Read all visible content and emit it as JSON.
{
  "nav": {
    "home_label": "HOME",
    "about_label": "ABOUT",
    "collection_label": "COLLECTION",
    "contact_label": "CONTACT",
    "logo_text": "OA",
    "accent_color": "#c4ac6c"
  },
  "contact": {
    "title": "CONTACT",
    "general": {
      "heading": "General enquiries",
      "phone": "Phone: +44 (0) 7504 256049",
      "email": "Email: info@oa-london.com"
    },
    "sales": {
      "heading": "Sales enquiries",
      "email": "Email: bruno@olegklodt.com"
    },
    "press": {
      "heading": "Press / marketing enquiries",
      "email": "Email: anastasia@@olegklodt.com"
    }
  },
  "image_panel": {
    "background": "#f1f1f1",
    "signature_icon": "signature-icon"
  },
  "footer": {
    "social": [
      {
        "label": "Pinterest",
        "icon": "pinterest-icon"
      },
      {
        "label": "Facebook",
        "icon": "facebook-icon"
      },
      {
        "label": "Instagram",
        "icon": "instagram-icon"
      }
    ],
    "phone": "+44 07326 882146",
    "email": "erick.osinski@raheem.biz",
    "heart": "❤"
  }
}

○ ○ ○ ○ ○ ○ ○

▸ What is required: Return all of the entries word for word.

▸ Result of this task:
Read all visible content and emit it as JSON.
{
  "nav": {
    "home_label": "HOME",
    "about_label": "ABOUT",
    "collection_label": "COLLECTION",
    "contact_label": "CONTACT",
    "logo_text": "OA",
    "accent_color": "#c4ac6c"
  },
  "contact": {
    "title": "CONTACT",
    "general": {
      "heading": "General enquiries",
      "phone": "Phone: +44 (0) 7504 256049",
      "email": "Email: info@oa-london.com"
    },
    "sales": {
      "heading": "Sales enquiries",
      "email": "Email: bruno@olegklodt.com"
    },
    "press": {
      "heading": "Press / marketing enquiries",
      "email": "Email: anastasia@@olegklodt.com"
    }
  },
  "image_panel": {
    "background": "#f1f1f1",
    "signature_icon": "signature-icon"
  },
  "footer": {
    "social": [
      {
        "label": "Pinterest",
        "icon": "pinterest-icon"
      },
      {
        "label": "Facebook",
        "icon": "facebook-icon"
      },
      {
        "label": "Instagram",
        "icon": "instagram-icon"
      }
    ],
    "phone": "+44 07326 882146",
    "email": "erick.osinski@raheem.biz",
    "heart": "❤"
  }
}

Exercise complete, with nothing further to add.